• Exercise details: Each entry below is to be transcribed exactly.

::: Input rows :::

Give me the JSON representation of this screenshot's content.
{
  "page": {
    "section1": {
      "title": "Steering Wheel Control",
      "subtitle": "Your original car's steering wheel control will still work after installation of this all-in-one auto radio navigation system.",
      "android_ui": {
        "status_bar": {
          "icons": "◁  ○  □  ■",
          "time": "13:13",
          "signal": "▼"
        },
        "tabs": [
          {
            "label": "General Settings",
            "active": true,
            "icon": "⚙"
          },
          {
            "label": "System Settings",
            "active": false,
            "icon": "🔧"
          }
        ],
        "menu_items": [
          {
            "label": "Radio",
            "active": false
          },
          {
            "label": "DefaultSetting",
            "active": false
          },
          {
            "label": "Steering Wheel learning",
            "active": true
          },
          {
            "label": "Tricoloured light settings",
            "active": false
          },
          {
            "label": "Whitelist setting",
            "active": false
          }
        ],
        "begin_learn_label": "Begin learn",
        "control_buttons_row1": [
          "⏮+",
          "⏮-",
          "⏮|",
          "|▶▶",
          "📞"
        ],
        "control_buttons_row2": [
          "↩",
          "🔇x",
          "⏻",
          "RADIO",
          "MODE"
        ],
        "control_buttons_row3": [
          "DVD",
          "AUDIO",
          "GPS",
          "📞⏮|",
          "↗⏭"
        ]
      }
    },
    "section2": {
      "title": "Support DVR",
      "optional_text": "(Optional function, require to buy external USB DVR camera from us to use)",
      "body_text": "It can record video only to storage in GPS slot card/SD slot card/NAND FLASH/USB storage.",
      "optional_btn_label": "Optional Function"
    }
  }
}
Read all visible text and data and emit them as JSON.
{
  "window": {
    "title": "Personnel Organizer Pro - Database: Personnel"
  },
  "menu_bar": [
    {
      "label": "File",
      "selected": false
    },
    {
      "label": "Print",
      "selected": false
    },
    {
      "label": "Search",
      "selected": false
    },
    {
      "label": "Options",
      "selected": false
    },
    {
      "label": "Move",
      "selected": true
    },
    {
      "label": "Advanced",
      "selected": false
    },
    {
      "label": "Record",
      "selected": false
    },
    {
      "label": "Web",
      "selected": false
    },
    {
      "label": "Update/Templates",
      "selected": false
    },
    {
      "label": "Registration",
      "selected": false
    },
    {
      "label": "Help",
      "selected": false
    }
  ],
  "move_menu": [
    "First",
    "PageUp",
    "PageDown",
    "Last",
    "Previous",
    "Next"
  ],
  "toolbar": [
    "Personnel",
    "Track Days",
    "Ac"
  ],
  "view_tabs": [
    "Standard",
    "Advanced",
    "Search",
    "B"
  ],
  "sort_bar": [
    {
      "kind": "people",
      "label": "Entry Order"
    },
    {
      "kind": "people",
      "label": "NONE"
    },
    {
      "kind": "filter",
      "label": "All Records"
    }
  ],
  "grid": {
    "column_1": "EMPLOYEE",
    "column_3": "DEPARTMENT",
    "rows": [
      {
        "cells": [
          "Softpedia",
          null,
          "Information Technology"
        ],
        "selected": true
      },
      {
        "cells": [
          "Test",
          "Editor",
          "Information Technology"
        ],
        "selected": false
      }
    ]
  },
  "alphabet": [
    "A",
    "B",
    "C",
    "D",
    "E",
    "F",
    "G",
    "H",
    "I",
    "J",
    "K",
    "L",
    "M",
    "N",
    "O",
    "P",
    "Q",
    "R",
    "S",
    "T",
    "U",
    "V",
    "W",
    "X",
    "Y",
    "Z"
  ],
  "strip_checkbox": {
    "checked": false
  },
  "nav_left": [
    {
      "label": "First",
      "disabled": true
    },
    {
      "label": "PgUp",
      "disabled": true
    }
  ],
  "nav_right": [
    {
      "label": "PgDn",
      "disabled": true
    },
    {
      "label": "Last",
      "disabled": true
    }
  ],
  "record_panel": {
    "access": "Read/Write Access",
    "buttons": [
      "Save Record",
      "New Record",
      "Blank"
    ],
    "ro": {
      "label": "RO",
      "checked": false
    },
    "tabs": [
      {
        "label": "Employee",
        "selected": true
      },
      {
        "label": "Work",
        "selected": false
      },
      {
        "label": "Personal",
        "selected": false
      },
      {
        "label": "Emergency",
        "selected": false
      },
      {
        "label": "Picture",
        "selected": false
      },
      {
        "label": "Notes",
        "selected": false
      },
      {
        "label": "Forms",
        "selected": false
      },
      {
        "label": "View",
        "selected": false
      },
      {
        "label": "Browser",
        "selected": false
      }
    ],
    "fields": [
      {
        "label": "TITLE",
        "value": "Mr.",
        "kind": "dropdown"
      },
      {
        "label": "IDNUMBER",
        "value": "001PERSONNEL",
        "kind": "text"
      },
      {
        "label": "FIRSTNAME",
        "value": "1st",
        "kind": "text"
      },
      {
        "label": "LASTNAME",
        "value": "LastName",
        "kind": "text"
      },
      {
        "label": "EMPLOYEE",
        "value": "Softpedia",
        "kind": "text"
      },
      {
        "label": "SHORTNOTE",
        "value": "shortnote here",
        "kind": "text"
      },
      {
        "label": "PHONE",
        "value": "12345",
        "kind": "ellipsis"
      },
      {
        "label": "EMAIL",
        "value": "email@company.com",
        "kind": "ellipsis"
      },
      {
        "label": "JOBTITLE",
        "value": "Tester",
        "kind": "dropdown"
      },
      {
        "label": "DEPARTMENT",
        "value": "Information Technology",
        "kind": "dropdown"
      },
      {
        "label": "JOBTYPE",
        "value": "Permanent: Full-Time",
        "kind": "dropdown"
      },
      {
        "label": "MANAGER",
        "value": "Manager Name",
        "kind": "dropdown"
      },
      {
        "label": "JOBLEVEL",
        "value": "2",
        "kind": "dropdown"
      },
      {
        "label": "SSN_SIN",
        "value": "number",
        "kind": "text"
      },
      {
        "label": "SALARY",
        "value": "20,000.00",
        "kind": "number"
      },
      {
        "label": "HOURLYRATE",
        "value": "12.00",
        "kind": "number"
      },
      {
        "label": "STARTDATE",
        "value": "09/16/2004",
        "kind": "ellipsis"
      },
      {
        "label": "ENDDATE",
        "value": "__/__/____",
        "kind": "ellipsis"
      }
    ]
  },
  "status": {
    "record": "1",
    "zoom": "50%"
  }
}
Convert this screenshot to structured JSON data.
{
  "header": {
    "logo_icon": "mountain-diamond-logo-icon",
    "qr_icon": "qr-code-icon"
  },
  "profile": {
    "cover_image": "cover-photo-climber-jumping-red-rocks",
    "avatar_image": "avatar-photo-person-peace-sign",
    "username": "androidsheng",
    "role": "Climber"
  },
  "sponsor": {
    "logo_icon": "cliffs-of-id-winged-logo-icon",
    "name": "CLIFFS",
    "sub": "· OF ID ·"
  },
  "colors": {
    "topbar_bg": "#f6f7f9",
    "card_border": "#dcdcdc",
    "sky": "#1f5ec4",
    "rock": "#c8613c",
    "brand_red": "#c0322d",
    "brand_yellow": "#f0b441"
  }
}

:::

• Result of this task:
Give me the JSON representation of this screenshot's content.
{
  "page": {
    "section1": {
      "title": "Steering Wheel Control",
      "subtitle": "Your original car's steering wheel control will still work after installation of this all-in-one auto radio navigation system.",
      "android_ui": {
        "status_bar": {
          "icons": "◁  ○  □  ■",
          "time": "13:13",
          "signal": "▼"
        },
        "tabs": [
          {
            "label": "General Settings",
            "active": true,
            "icon": "⚙"
          },
          {
            "label": "System Settings",
            "active": false,
            "icon": "🔧"
          }
        ],
        "menu_items": [
          {
            "label": "Radio",
            "active": false
          },
          {
            "label": "DefaultSetting",
            "active": false
          },
          {
            "label": "Steering Wheel learning",
            "active": true
          },
          {
            "label": "Tricoloured light settings",
            "active": false
          },
          {
            "label": "Whitelist setting",
            "active": false
          }
        ],
        "begin_learn_label": "Begin learn",
        "control_buttons_row1": [
          "⏮+",
          "⏮-",
          "⏮|",
          "|▶▶",
          "📞"
        ],
        "control_buttons_row2": [
          "↩",
          "🔇x",
          "⏻",
          "RADIO",
          "MODE"
        ],
        "control_buttons_row3": [
          "DVD",
          "AUDIO",
          "GPS",
          "📞⏮|",
          "↗⏭"
        ]
      }
    },
    "section2": {
      "title": "Support DVR",
      "optional_text": "(Optional function, require to buy external USB DVR camera from us to use)",
      "body_text": "It can record video only to storage in GPS slot card/SD slot card/NAND FLASH/USB storage.",
      "optional_btn_label": "Optional Function"
    }
  }
}
Read all visible text and data and emit them as JSON.
{
  "window": {
    "title": "Personnel Organizer Pro - Database: Personnel"
  },
  "menu_bar": [
    {
      "label": "File",
      "selected": false
    },
    {
      "label": "Print",
      "selected": false
    },
    {
      "label": "Search",
      "selected": false
    },
    {
      "label": "Options",
      "selected": false
    },
    {
      "label": "Move",
      "selected": true
    },
    {
      "label": "Advanced",
      "selected": false
    },
    {
      "label": "Record",
      "selected": false
    },
    {
      "label": "Web",
      "selected": false
    },
    {
      "label": "Update/Templates",
      "selected": false
    },
    {
      "label": "Registration",
      "selected": false
    },
    {
      "label": "Help",
      "selected": false
    }
  ],
  "move_menu": [
    "First",
    "PageUp",
    "PageDown",
    "Last",
    "Previous",
    "Next"
  ],
  "toolbar": [
    "Personnel",
    "Track Days",
    "Ac"
  ],
  "view_tabs": [
    "Standard",
    "Advanced",
    "Search",
    "B"
  ],
  "sort_bar": [
    {
      "kind": "people",
      "label": "Entry Order"
    },
    {
      "kind": "people",
      "label": "NONE"
    },
    {
      "kind": "filter",
      "label": "All Records"
    }
  ],
  "grid": {
    "column_1": "EMPLOYEE",
    "column_3": "DEPARTMENT",
    "rows": [
      {
        "cells": [
          "Softpedia",
          null,
          "Information Technology"
        ],
        "selected": true
      },
      {
        "cells": [
          "Test",
          "Editor",
          "Information Technology"
        ],
        "selected": false
      }
    ]
  },
  "alphabet": [
    "A",
    "B",
    "C",
    "D",
    "E",
    "F",
    "G",
    "H",
    "I",
    "J",
    "K",
    "L",
    "M",
    "N",
    "O",
    "P",
    "Q",
    "R",
    "S",
    "T",
    "U",
    "V",
    "W",
    "X",
    "Y",
    "Z"
  ],
  "strip_checkbox": {
    "checked": false
  },
  "nav_left": [
    {
      "label": "First",
      "disabled": true
    },
    {
      "label": "PgUp",
      "disabled": true
    }
  ],
  "nav_right": [
    {
      "label": "PgDn",
      "disabled": true
    },
    {
      "label": "Last",
      "disabled": true
    }
  ],
  "record_panel": {
    "access": "Read/Write Access",
    "buttons": [
      "Save Record",
      "New Record",
      "Blank"
    ],
    "ro": {
      "label": "RO",
      "checked": false
    },
    "tabs": [
      {
        "label": "Employee",
        "selected": true
      },
      {
        "label": "Work",
        "selected": false
      },
      {
        "label": "Personal",
        "selected": false
      },
      {
        "label": "Emergency",
        "selected": false
      },
      {
        "label": "Picture",
        "selected": false
      },
      {
        "label": "Notes",
        "selected": false
      },
      {
        "label": "Forms",
        "selected": false
      },
      {
        "label": "View",
        "selected": false
      },
      {
        "label": "Browser",
        "selected": false
      }
    ],
    "fields": [
      {
        "label": "TITLE",
        "value": "Mr.",
        "kind": "dropdown"
      },
      {
        "label": "IDNUMBER",
        "value": "001PERSONNEL",
        "kind": "text"
      },
      {
        "label": "FIRSTNAME",
        "value": "1st",
        "kind": "text"
      },
      {
        "label": "LASTNAME",
        "value": "LastName",
        "kind": "text"
      },
      {
        "label": "EMPLOYEE",
        "value": "Softpedia",
        "kind": "text"
      },
      {
        "label": "SHORTNOTE",
        "value": "shortnote here",
        "kind": "text"
      },
      {
        "label": "PHONE",
        "value": "12345",
        "kind": "ellipsis"
      },
      {
        "label": "EMAIL",
        "value": "email@company.com",
        "kind": "ellipsis"
      },
      {
        "label": "JOBTITLE",
        "value": "Tester",
        "kind": "dropdown"
      },
      {
        "label": "DEPARTMENT",
        "value": "Information Technology",
        "kind": "dropdown"
      },
      {
        "label": "JOBTYPE",
        "value": "Permanent: Full-Time",
        "kind": "dropdown"
      },
      {
        "label": "MANAGER",
        "value": "Manager Name",
        "kind": "dropdown"
      },
      {
        "label": "JOBLEVEL",
        "value": "2",
        "kind": "dropdown"
      },
      {
        "label": "SSN_SIN",
        "value": "number",
        "kind": "text"
      },
      {
        "label": "SALARY",
        "value": "20,000.00",
        "kind": "number"
      },
      {
        "label": "HOURLYRATE",
        "value": "12.00",
        "kind": "number"
      },
      {
        "label": "STARTDATE",
        "value": "09/16/2004",
        "kind": "ellipsis"
      },
      {
        "label": "ENDDATE",
        "value": "__/__/____",
        "kind": "ellipsis"
      }
    ]
  },
  "status": {
    "record": "1",
    "zoom": "50%"
  }
}
Convert this screenshot to structured JSON data.
{
  "header": {
    "logo_icon": "mountain-diamond-logo-icon",
    "qr_icon": "qr-code-icon"
  },
  "profile": {
    "cover_image": "cover-photo-climber-jumping-red-rocks",
    "avatar_image": "avatar-photo-person-peace-sign",
    "username": "androidsheng",
    "role": "Climber"
  },
  "sponsor": {
    "logo_icon": "cliffs-of-id-winged-logo-icon",
    "name": "CLIFFS",
    "sub": "· OF ID ·"
  },
  "colors": {
    "topbar_bg": "#f6f7f9",
    "card_border": "#dcdcdc",
    "sky": "#1f5ec4",
    "rock": "#c8613c",
    "brand_red": "#c0322d",
    "brand_yellow": "#f0b441"
  }
}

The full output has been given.